- **TASK GOAL**
For the entries below, how many lines include the word "Related"? Give the figure and nothing more.

___ DATA FOR PROCESSING ___

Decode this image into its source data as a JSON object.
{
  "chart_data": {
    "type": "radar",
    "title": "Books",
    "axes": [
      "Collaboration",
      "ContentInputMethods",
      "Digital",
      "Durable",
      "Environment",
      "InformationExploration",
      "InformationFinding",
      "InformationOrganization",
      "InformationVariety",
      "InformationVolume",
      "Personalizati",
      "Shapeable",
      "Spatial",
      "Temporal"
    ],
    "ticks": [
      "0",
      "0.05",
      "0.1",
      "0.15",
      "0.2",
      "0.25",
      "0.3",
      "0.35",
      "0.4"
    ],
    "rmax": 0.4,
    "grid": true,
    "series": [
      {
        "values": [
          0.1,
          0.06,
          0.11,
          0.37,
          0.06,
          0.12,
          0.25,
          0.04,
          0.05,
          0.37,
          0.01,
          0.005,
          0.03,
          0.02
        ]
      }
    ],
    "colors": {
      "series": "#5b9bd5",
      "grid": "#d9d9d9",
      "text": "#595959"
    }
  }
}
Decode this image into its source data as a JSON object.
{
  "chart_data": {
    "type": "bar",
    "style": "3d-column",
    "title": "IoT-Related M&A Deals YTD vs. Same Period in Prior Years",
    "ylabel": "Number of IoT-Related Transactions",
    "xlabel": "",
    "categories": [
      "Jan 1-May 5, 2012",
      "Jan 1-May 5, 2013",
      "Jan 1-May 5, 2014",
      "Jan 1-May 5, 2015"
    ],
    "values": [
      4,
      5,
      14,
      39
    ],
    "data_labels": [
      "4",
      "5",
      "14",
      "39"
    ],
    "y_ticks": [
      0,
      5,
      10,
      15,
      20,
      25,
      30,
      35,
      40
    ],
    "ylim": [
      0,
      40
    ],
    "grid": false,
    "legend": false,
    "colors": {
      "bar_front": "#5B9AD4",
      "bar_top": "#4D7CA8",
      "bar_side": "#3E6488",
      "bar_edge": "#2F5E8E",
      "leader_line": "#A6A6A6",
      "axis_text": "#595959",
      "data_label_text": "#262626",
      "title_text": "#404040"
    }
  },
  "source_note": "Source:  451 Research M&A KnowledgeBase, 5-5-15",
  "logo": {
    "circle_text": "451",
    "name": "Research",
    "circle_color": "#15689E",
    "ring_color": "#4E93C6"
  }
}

___

- **WRITTEN SOLUTION**
2